▼

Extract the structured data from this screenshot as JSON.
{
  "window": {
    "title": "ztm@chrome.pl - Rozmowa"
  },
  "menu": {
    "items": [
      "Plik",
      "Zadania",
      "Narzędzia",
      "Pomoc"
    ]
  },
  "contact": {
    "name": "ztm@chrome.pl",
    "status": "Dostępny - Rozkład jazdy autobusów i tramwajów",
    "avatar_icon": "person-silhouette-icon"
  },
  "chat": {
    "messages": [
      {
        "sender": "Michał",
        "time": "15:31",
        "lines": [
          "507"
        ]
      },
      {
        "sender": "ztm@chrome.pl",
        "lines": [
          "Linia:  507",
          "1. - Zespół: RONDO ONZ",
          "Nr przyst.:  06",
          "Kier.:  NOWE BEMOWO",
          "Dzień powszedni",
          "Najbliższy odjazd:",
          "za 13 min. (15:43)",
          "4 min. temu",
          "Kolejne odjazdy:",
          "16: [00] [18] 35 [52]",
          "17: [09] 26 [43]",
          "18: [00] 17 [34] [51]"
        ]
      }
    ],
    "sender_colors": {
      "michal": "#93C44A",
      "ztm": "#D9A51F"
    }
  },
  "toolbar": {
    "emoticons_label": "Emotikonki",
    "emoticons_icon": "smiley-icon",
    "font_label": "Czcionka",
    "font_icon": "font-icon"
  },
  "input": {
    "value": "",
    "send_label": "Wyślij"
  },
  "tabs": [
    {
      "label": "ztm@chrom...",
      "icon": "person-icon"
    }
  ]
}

▲
▼

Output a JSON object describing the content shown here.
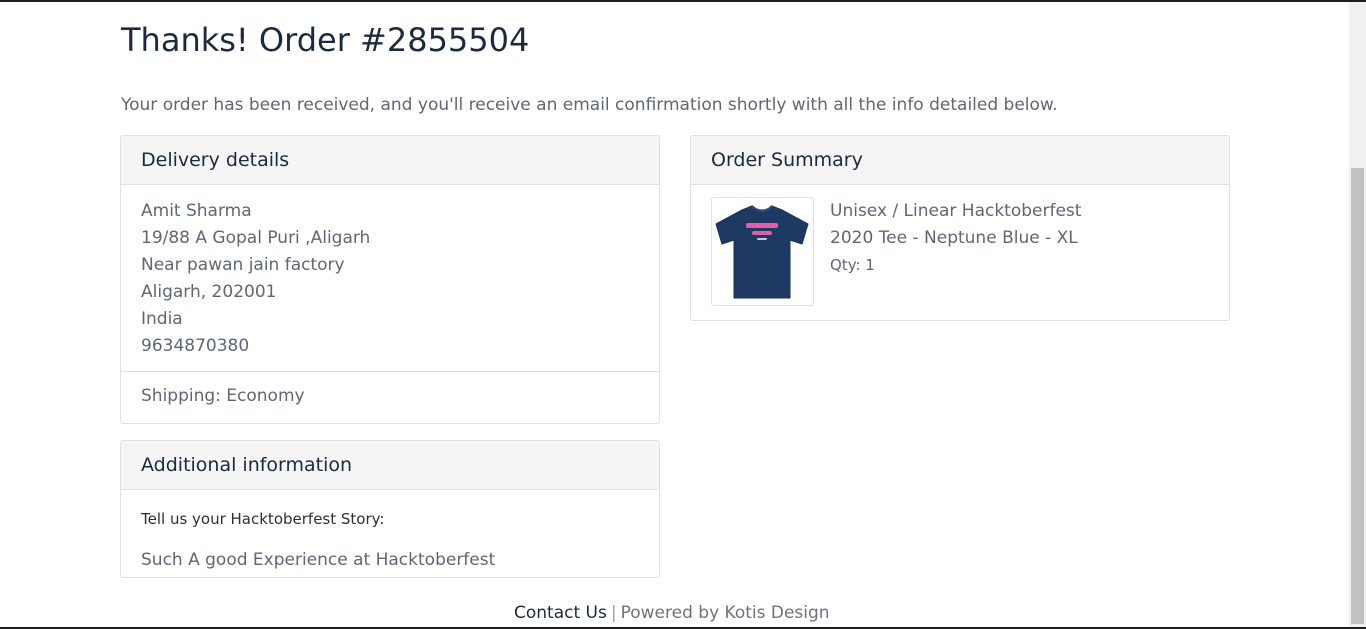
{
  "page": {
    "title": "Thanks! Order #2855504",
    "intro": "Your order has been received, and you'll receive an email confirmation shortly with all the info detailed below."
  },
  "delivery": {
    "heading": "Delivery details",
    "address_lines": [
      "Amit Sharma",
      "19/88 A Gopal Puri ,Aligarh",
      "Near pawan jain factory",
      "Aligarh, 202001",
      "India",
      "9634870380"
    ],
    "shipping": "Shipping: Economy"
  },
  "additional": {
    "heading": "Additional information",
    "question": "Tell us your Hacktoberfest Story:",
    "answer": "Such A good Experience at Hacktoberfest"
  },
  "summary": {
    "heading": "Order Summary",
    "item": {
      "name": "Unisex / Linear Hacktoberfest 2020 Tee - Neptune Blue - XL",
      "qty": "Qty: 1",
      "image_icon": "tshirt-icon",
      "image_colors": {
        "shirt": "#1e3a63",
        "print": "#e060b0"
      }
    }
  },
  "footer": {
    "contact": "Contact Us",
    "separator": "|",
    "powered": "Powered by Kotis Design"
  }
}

▲

EXERCISE INSTRUCTIONS: Pick out and copy the lines of the material that include the word "name".

OUTPUT OF THE EXERCISE:
    "name": "ztm@chrome.pl",
      "name": "Unisex / Linear Hacktoberfest 2020 Tee - Neptune Blue - XL",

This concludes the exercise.